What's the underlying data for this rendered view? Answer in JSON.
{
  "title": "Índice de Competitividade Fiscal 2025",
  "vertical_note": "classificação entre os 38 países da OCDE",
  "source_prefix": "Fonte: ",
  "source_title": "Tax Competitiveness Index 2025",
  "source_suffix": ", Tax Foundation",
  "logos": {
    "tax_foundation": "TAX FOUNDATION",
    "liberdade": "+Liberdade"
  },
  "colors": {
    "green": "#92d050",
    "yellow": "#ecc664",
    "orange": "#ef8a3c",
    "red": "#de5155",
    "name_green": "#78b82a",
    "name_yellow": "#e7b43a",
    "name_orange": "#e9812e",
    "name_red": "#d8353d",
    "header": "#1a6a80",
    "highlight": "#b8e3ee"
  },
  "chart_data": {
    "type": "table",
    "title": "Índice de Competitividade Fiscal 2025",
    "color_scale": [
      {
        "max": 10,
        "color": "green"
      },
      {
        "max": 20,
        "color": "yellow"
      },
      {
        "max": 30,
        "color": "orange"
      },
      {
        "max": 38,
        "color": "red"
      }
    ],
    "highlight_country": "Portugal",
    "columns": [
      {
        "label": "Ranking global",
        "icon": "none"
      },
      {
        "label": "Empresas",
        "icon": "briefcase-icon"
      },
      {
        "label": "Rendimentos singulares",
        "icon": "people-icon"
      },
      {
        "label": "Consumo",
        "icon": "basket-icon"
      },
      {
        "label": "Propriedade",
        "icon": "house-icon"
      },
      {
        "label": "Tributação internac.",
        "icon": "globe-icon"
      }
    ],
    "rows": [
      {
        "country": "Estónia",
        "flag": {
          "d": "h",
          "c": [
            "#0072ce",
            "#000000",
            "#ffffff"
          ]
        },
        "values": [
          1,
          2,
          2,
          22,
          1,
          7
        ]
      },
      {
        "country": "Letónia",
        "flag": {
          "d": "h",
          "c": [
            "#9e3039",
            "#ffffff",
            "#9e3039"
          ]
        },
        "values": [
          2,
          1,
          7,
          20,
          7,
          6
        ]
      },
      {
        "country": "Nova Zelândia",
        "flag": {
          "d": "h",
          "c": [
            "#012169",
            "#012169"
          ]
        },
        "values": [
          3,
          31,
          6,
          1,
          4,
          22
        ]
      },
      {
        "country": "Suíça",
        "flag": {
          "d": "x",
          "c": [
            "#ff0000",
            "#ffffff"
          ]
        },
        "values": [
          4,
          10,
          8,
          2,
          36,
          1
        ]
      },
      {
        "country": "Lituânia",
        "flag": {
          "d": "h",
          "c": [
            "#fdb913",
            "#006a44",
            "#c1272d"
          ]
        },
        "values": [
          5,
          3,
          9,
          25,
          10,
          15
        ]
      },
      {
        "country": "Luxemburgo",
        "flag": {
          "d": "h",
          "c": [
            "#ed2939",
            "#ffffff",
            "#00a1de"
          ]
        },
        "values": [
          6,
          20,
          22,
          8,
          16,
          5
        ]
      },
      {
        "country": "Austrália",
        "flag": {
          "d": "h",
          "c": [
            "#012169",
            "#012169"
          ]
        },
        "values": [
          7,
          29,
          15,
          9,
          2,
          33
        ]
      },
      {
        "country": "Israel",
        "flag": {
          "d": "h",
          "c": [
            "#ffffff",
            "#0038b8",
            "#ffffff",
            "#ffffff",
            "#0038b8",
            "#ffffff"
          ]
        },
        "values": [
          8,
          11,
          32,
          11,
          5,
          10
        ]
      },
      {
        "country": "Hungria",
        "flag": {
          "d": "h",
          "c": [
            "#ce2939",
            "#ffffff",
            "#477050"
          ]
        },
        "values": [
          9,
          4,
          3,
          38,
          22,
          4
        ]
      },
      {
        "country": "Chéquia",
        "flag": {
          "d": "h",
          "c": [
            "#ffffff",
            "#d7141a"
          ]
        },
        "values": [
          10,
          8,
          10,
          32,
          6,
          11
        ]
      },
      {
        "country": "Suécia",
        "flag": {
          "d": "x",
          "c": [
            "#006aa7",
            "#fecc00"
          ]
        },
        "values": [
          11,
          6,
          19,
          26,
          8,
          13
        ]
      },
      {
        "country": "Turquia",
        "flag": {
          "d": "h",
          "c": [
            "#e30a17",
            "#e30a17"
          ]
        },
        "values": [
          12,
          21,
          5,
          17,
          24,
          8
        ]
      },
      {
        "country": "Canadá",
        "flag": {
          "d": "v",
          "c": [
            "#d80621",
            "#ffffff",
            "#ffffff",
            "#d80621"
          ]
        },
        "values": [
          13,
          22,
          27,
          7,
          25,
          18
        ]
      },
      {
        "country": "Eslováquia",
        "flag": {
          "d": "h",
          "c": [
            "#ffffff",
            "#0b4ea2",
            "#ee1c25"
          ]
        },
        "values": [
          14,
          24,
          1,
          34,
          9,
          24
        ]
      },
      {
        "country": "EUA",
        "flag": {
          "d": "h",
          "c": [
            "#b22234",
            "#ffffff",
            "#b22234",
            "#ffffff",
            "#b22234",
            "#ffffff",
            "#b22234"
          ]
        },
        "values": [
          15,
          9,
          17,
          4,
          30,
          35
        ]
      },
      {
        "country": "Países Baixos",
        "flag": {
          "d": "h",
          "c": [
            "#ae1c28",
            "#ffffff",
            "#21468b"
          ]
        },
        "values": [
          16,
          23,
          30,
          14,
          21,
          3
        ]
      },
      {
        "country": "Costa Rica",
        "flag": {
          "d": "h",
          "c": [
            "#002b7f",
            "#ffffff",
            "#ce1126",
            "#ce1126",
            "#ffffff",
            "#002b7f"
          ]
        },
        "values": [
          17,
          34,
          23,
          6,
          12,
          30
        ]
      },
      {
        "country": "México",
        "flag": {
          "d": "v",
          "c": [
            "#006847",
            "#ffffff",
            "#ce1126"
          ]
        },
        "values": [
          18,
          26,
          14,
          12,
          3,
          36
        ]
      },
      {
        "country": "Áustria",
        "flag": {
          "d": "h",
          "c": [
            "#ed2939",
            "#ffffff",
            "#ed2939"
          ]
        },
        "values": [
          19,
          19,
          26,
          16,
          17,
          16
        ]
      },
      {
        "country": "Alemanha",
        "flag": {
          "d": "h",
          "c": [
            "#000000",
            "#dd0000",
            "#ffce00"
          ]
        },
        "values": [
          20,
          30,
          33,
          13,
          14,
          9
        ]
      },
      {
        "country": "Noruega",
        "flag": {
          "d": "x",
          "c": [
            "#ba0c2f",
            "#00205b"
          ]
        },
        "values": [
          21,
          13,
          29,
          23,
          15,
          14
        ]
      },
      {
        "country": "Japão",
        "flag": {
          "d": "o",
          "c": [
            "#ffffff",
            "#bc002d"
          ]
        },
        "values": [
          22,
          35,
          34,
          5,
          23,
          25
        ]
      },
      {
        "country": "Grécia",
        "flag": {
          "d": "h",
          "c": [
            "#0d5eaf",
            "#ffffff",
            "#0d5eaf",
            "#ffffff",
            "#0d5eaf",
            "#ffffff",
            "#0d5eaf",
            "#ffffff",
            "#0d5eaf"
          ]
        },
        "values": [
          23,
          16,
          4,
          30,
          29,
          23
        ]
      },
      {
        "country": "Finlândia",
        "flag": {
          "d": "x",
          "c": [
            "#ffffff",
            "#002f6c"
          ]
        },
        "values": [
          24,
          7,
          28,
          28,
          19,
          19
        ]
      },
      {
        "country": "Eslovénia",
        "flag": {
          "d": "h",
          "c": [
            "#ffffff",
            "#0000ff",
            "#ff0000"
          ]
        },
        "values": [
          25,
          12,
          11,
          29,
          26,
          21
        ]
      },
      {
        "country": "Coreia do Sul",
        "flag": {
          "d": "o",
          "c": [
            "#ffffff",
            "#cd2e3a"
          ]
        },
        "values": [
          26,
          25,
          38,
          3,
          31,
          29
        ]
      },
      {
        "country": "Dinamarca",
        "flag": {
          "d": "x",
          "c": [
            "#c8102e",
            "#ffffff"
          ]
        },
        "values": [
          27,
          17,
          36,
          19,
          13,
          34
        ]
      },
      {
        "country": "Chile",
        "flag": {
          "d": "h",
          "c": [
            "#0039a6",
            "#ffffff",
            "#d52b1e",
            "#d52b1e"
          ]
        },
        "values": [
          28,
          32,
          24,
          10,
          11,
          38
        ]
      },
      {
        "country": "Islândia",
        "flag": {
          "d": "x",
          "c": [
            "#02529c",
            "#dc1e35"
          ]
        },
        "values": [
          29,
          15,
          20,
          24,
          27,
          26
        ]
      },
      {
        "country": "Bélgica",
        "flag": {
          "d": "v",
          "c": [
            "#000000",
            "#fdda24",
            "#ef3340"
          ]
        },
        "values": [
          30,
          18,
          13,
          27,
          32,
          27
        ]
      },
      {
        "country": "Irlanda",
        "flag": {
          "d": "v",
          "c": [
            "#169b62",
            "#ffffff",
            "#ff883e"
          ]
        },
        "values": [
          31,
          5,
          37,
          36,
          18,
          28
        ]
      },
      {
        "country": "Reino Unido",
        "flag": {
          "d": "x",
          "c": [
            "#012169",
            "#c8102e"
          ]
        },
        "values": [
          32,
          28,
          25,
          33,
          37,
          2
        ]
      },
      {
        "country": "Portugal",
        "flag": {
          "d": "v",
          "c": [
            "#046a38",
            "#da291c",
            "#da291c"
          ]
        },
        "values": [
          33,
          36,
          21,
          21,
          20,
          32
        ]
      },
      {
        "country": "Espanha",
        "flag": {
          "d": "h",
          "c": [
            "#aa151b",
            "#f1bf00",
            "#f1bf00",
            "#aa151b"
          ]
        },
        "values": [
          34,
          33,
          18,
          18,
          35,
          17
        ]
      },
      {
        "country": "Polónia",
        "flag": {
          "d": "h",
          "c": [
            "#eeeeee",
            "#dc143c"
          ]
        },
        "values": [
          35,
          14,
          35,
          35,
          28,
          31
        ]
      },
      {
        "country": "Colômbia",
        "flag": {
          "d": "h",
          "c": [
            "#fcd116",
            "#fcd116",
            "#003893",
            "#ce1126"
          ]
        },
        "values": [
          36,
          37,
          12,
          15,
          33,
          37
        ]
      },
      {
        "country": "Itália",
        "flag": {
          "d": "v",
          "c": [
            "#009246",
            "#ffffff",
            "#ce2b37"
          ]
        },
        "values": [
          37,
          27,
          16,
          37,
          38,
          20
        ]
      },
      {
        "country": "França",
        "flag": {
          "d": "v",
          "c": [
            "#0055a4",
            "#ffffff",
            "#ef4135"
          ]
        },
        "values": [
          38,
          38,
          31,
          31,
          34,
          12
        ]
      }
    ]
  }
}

* **Short exercise**:
Collect from the data above every line that includes "Portugal".

* **Task solution**:
    "highlight_country": "Portugal",
        "country": "Portugal",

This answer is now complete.